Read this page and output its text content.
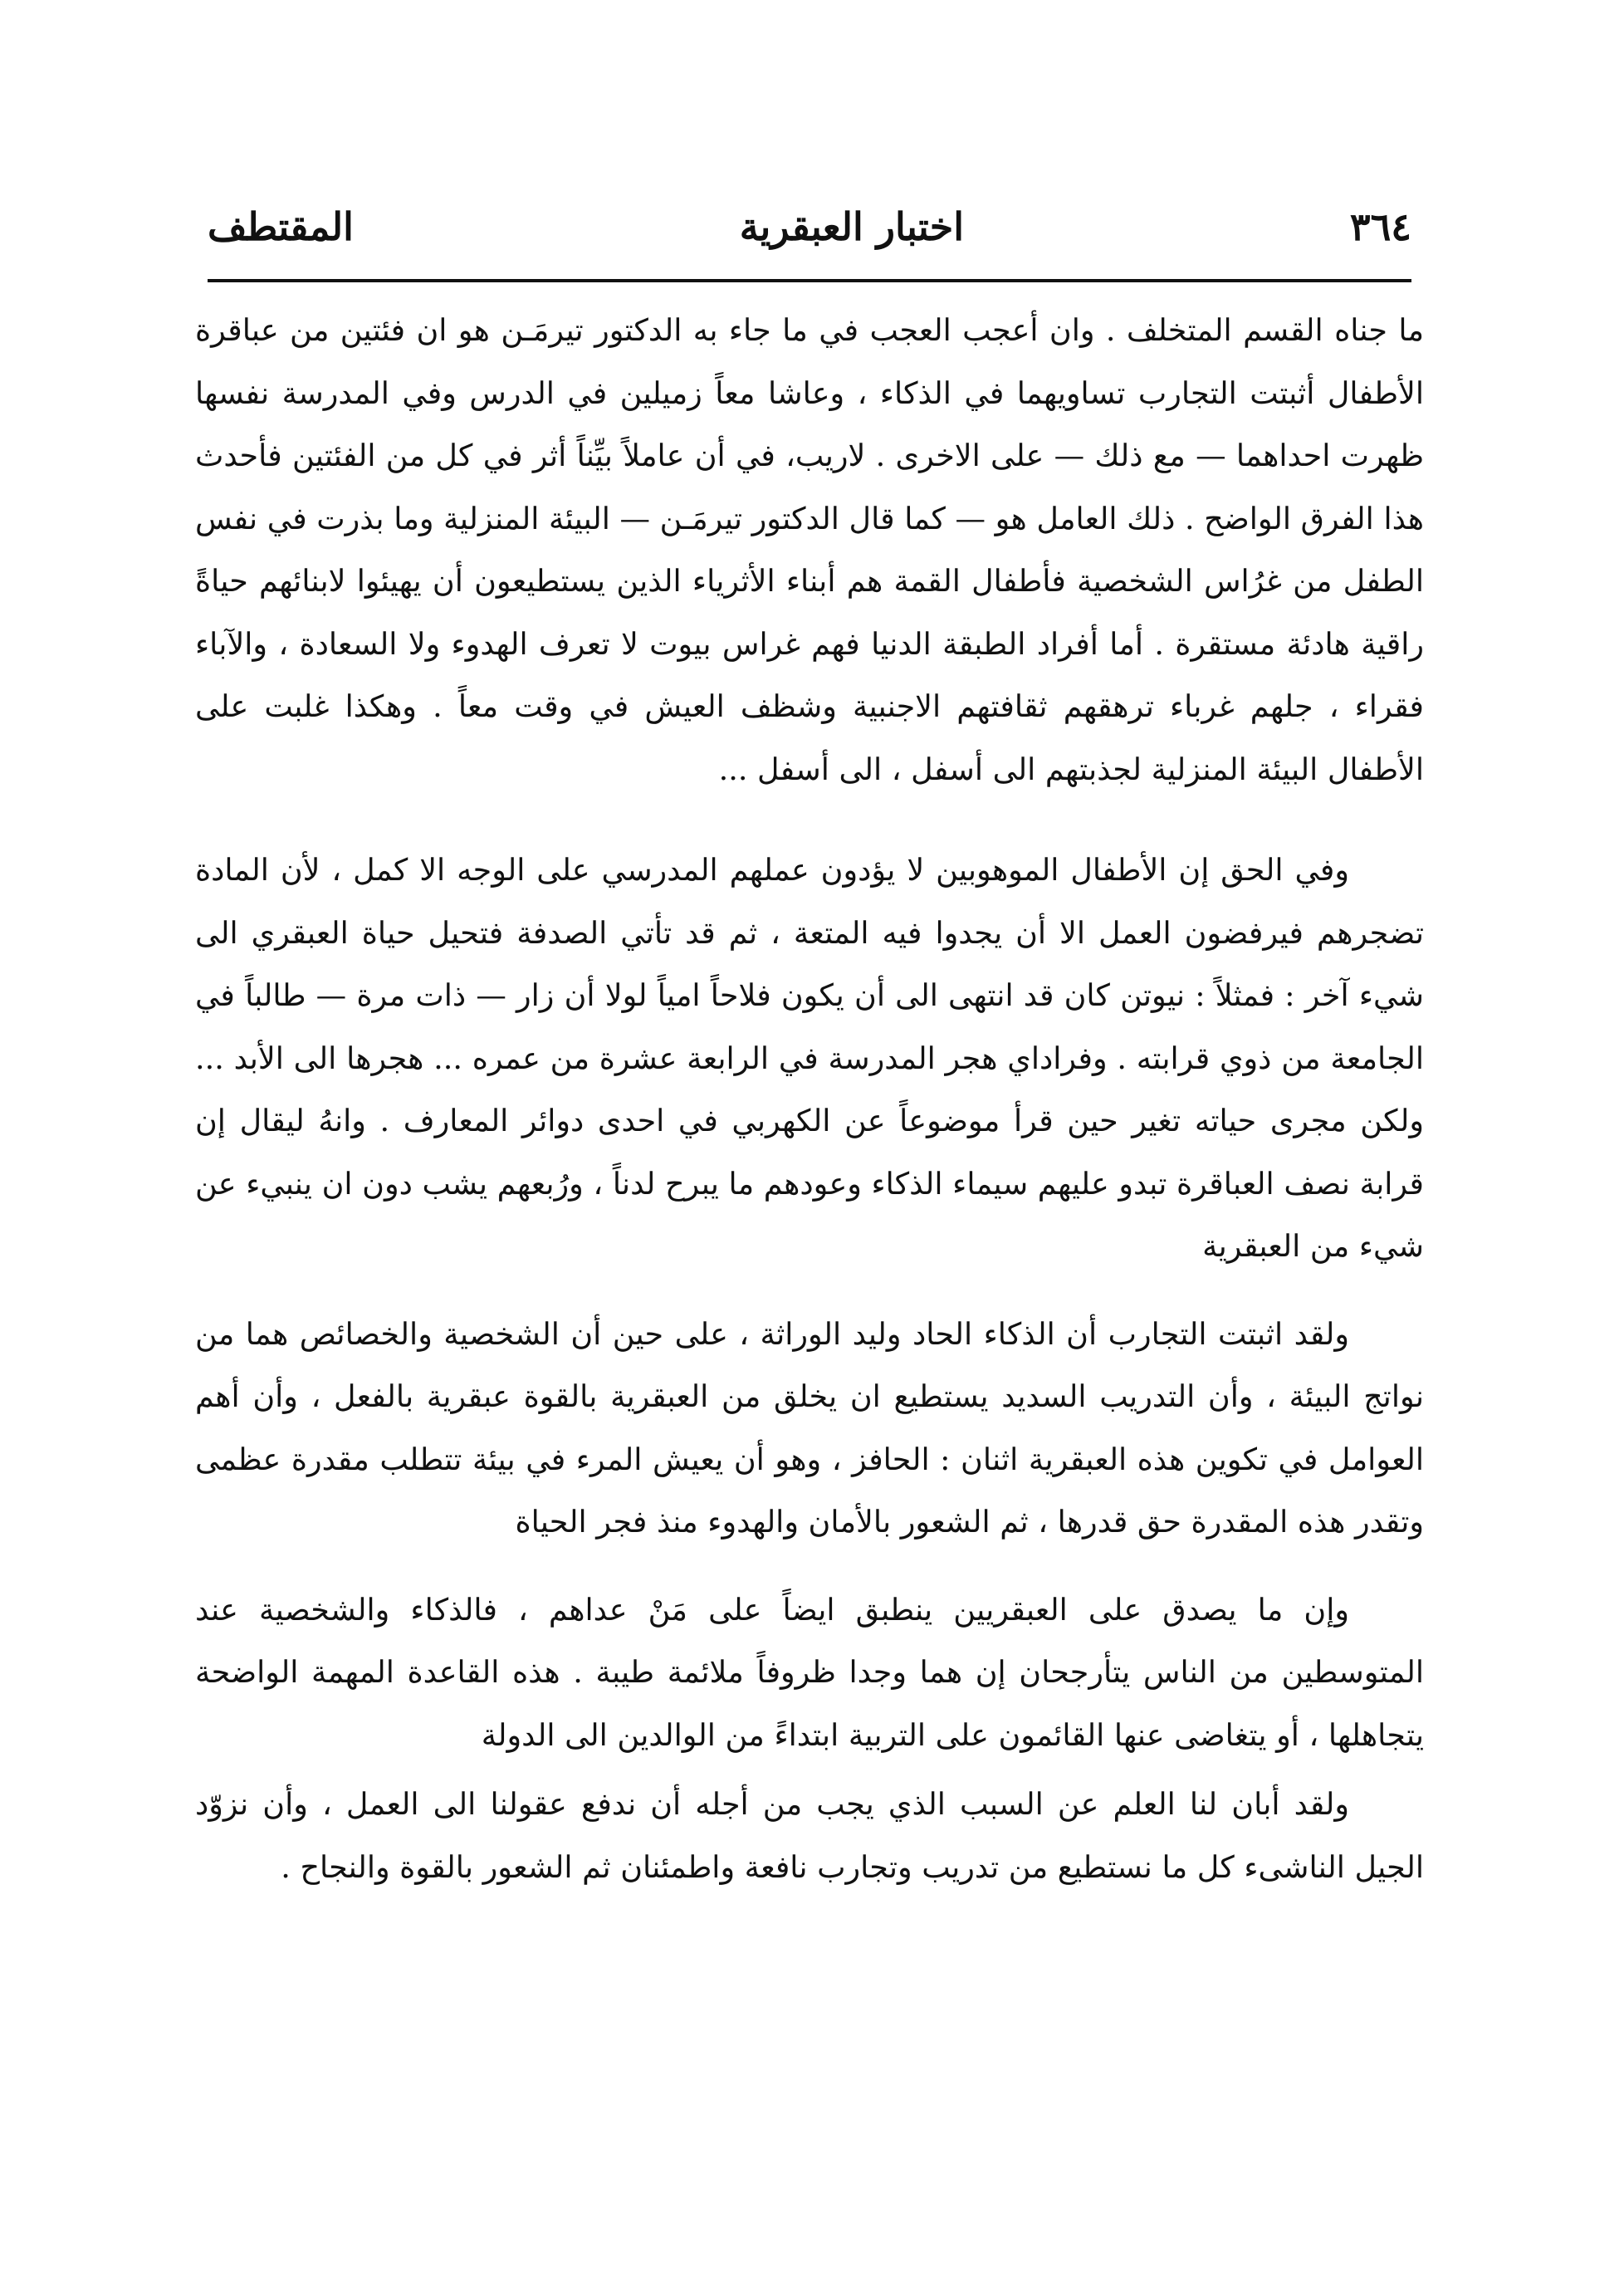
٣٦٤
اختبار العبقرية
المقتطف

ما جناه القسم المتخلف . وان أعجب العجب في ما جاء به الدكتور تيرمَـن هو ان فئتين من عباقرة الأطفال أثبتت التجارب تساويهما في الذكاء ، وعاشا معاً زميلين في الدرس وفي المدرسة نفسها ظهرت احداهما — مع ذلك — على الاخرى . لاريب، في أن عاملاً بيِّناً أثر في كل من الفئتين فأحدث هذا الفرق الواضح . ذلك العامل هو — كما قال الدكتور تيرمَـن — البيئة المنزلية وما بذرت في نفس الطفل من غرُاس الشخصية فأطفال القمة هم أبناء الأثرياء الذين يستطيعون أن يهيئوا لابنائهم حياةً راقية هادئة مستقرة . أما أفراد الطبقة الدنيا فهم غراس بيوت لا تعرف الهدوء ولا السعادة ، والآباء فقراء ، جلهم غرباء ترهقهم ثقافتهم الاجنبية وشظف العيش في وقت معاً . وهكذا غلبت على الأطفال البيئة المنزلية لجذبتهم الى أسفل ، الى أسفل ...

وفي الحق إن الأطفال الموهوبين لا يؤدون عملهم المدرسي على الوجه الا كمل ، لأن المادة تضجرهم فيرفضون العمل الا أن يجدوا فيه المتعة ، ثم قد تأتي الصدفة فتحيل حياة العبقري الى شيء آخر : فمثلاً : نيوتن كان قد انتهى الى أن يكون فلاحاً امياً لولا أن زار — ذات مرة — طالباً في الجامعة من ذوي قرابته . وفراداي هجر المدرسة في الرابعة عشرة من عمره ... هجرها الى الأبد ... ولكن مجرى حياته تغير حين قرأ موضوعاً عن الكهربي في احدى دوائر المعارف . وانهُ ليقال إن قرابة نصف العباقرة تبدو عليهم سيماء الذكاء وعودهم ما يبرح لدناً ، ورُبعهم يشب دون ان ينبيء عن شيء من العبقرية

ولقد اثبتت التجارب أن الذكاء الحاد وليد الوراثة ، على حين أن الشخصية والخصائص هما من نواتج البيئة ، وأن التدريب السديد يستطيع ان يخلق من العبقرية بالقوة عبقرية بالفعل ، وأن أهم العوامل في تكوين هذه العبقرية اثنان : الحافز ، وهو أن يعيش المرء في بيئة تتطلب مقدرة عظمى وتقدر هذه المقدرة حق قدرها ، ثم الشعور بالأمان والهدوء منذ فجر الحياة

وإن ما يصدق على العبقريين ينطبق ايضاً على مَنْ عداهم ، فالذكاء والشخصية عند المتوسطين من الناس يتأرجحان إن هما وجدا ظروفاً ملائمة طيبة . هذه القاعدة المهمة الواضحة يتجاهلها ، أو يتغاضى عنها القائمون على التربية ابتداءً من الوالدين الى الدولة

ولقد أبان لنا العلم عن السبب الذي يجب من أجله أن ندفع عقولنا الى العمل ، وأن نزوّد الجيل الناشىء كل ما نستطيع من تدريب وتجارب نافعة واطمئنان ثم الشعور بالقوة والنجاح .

○ ○ ○ ○

◆ **STATED PROBLEM**: Excluding the pictures, reproduce every entry exactly as given.

◆ **EXPECTED OUTPUT**:
Read this page and output its text content.
٣٦٤
اختبار العبقرية
المقتطف

ما جناه القسم المتخلف . وان أعجب العجب في ما جاء به الدكتور تيرمَـن هو ان فئتين من عباقرة الأطفال أثبتت التجارب تساويهما في الذكاء ، وعاشا معاً زميلين في الدرس وفي المدرسة نفسها ظهرت احداهما — مع ذلك — على الاخرى . لاريب، في أن عاملاً بيِّناً أثر في كل من الفئتين فأحدث هذا الفرق الواضح . ذلك العامل هو — كما قال الدكتور تيرمَـن — البيئة المنزلية وما بذرت في نفس الطفل من غرُاس الشخصية فأطفال القمة هم أبناء الأثرياء الذين يستطيعون أن يهيئوا لابنائهم حياةً راقية هادئة مستقرة . أما أفراد الطبقة الدنيا فهم غراس بيوت لا تعرف الهدوء ولا السعادة ، والآباء فقراء ، جلهم غرباء ترهقهم ثقافتهم الاجنبية وشظف العيش في وقت معاً . وهكذا غلبت على الأطفال البيئة المنزلية لجذبتهم الى أسفل ، الى أسفل ...

وفي الحق إن الأطفال الموهوبين لا يؤدون عملهم المدرسي على الوجه الا كمل ، لأن المادة تضجرهم فيرفضون العمل الا أن يجدوا فيه المتعة ، ثم قد تأتي الصدفة فتحيل حياة العبقري الى شيء آخر : فمثلاً : نيوتن كان قد انتهى الى أن يكون فلاحاً امياً لولا أن زار — ذات مرة — طالباً في الجامعة من ذوي قرابته . وفراداي هجر المدرسة في الرابعة عشرة من عمره ... هجرها الى الأبد ... ولكن مجرى حياته تغير حين قرأ موضوعاً عن الكهربي في احدى دوائر المعارف . وانهُ ليقال إن قرابة نصف العباقرة تبدو عليهم سيماء الذكاء وعودهم ما يبرح لدناً ، ورُبعهم يشب دون ان ينبيء عن شيء من العبقرية

ولقد اثبتت التجارب أن الذكاء الحاد وليد الوراثة ، على حين أن الشخصية والخصائص هما من نواتج البيئة ، وأن التدريب السديد يستطيع ان يخلق من العبقرية بالقوة عبقرية بالفعل ، وأن أهم العوامل في تكوين هذه العبقرية اثنان : الحافز ، وهو أن يعيش المرء في بيئة تتطلب مقدرة عظمى وتقدر هذه المقدرة حق قدرها ، ثم الشعور بالأمان والهدوء منذ فجر الحياة

وإن ما يصدق على العبقريين ينطبق ايضاً على مَنْ عداهم ، فالذكاء والشخصية عند المتوسطين من الناس يتأرجحان إن هما وجدا ظروفاً ملائمة طيبة . هذه القاعدة المهمة الواضحة يتجاهلها ، أو يتغاضى عنها القائمون على التربية ابتداءً من الوالدين الى الدولة

ولقد أبان لنا العلم عن السبب الذي يجب من أجله أن ندفع عقولنا الى العمل ، وأن نزوّد الجيل الناشىء كل ما نستطيع من تدريب وتجارب نافعة واطمئنان ثم الشعور بالقوة والنجاح .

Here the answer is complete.